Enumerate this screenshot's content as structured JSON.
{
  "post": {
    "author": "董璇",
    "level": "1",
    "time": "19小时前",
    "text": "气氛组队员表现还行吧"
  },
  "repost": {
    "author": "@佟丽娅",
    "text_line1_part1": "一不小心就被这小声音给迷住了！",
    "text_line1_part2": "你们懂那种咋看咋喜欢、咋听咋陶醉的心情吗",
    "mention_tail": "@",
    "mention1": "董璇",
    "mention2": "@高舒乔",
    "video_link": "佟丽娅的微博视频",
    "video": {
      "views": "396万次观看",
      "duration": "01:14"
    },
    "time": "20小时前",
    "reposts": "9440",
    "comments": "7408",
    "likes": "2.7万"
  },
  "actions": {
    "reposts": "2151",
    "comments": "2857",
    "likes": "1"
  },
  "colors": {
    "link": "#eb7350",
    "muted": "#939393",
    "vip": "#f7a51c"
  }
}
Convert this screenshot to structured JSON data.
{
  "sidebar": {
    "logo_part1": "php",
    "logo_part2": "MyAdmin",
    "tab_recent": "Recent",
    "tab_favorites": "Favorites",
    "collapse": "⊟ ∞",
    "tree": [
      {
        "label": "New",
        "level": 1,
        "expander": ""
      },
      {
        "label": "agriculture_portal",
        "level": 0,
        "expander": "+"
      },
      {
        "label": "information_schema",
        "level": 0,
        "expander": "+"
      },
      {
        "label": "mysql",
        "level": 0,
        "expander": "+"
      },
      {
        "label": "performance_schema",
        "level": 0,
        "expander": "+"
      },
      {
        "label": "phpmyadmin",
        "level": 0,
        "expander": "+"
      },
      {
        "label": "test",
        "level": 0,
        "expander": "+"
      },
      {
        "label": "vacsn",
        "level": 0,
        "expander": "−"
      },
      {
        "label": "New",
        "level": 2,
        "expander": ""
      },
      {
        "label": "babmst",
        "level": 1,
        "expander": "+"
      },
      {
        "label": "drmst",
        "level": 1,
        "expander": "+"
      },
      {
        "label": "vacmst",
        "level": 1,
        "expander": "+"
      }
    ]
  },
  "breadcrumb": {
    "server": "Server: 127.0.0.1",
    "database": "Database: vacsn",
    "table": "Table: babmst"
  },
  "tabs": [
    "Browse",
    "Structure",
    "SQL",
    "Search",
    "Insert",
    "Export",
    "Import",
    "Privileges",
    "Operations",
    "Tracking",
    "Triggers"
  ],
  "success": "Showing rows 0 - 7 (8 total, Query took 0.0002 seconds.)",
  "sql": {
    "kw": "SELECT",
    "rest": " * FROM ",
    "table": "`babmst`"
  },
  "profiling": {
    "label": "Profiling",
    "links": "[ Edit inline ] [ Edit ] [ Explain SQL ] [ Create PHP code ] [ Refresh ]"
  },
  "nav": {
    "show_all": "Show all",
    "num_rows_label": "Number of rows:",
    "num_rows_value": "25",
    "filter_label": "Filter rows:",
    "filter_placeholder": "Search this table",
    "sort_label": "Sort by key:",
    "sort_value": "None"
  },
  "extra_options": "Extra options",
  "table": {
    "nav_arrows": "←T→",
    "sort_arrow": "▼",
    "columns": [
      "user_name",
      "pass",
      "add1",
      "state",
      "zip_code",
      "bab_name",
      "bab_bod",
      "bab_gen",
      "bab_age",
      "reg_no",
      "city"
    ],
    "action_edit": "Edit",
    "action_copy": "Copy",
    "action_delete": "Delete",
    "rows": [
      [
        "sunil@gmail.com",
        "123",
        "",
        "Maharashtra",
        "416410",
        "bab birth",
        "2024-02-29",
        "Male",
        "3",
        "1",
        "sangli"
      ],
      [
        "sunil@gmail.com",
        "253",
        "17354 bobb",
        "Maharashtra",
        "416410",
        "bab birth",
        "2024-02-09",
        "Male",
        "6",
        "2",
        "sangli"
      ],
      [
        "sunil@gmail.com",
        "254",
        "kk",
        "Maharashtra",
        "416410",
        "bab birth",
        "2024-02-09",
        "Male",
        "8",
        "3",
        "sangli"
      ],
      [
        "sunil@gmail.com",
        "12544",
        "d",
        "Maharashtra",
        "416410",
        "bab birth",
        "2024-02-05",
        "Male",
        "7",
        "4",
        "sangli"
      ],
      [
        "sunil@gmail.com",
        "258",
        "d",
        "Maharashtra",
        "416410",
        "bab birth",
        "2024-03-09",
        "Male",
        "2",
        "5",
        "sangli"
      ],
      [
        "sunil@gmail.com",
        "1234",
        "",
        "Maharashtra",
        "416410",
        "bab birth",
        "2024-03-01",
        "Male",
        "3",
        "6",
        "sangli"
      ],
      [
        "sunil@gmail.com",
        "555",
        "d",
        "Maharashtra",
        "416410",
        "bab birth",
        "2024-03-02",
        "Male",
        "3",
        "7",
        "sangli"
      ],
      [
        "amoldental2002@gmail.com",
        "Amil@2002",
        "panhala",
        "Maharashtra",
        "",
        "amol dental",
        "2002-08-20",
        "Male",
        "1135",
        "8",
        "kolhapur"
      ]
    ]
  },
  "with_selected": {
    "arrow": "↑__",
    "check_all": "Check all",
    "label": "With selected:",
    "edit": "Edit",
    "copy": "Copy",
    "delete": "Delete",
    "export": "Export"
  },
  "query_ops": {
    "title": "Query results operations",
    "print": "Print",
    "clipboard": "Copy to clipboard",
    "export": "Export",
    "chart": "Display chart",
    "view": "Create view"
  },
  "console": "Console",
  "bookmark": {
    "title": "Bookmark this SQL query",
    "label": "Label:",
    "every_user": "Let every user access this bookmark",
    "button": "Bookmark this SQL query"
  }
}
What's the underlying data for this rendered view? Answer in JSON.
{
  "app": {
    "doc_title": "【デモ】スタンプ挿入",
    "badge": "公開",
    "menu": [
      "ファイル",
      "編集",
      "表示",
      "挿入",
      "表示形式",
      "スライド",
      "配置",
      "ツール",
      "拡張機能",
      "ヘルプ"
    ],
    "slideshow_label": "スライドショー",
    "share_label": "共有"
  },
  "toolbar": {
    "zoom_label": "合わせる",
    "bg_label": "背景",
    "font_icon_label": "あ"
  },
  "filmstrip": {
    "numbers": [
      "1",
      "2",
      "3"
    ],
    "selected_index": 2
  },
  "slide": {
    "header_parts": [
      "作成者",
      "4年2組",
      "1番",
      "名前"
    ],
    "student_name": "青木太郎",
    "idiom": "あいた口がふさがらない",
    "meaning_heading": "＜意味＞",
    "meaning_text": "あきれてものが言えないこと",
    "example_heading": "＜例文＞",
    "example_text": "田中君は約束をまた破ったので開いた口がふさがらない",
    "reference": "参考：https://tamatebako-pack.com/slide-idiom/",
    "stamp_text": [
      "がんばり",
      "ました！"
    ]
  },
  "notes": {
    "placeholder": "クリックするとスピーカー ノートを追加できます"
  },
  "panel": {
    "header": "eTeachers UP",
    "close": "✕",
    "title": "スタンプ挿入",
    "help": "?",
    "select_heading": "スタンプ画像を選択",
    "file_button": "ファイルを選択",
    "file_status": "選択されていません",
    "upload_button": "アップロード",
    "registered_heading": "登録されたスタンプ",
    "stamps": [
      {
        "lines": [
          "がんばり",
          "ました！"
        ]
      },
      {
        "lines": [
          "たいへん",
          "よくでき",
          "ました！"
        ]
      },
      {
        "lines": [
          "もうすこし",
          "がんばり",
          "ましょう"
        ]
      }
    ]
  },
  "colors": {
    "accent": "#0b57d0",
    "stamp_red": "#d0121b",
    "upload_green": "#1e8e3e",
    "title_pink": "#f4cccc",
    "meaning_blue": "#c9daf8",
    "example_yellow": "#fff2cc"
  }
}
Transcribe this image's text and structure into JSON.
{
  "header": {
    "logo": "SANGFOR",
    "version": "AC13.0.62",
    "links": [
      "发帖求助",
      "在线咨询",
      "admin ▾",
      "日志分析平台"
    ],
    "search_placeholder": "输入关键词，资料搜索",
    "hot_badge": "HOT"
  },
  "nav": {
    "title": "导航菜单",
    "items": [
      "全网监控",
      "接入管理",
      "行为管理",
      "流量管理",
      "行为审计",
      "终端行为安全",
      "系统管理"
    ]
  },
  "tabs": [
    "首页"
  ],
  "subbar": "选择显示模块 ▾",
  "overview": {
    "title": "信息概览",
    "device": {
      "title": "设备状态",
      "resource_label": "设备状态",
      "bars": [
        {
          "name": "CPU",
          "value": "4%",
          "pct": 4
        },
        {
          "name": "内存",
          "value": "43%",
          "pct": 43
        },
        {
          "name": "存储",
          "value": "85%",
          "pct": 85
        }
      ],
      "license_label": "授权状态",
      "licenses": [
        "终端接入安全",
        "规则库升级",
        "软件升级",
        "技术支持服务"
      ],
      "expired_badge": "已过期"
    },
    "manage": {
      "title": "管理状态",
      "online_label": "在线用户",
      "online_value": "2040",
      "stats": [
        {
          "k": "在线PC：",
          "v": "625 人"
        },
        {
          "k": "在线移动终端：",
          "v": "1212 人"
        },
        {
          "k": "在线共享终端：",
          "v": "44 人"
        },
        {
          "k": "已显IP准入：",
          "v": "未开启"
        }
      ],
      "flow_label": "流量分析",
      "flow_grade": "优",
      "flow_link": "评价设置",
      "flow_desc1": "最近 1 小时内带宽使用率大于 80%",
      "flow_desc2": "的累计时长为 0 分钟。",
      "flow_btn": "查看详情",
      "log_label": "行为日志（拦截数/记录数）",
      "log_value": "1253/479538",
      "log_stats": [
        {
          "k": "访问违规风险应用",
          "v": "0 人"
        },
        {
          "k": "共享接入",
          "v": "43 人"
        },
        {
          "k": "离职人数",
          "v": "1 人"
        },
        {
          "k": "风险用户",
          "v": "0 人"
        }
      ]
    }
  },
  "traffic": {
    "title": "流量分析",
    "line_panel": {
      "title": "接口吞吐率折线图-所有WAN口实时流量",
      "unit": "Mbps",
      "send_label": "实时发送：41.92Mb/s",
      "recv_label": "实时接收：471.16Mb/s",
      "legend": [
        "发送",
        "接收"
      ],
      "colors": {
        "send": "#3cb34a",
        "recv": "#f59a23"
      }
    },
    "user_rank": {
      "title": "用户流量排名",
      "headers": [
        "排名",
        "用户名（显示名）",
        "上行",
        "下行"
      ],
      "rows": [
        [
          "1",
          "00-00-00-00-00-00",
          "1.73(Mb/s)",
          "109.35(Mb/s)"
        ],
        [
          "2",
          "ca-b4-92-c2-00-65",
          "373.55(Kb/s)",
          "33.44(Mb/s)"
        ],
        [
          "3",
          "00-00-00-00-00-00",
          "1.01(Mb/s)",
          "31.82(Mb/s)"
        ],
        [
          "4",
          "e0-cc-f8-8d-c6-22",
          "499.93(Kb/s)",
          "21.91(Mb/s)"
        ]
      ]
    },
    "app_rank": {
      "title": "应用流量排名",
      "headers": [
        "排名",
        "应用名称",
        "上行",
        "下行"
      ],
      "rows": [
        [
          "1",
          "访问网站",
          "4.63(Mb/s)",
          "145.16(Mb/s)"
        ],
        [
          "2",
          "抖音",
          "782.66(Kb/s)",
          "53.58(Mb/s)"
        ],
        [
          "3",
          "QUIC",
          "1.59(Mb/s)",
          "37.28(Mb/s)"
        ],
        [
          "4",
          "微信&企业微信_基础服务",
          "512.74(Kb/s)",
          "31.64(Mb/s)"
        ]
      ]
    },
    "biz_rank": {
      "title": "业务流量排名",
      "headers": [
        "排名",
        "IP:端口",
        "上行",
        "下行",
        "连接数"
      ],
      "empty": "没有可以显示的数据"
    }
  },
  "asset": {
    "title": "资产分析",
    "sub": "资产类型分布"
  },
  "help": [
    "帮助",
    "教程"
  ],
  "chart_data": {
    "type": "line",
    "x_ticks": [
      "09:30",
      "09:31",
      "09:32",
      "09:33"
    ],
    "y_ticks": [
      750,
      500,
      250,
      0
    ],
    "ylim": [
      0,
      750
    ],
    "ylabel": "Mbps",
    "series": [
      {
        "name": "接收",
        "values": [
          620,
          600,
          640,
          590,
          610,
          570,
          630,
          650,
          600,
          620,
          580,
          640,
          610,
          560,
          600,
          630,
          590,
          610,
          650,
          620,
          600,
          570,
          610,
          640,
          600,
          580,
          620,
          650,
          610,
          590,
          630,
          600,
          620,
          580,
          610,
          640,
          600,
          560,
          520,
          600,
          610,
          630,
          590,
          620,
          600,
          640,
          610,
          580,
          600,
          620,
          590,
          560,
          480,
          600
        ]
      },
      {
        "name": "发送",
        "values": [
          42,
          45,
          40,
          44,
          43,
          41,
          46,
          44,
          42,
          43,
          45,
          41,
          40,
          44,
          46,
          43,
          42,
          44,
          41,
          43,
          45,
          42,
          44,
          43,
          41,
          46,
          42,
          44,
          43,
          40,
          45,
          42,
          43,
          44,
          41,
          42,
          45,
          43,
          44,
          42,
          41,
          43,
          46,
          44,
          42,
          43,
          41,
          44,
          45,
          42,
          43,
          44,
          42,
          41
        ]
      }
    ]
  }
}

========

■ **What is needed**
Reproduce each line from the records that contains the word "table".

■ **Final answer**
    "table": "Table: babmst"
    "table": "`babmst`"
    "filter_placeholder": "Search this table",
  "table": {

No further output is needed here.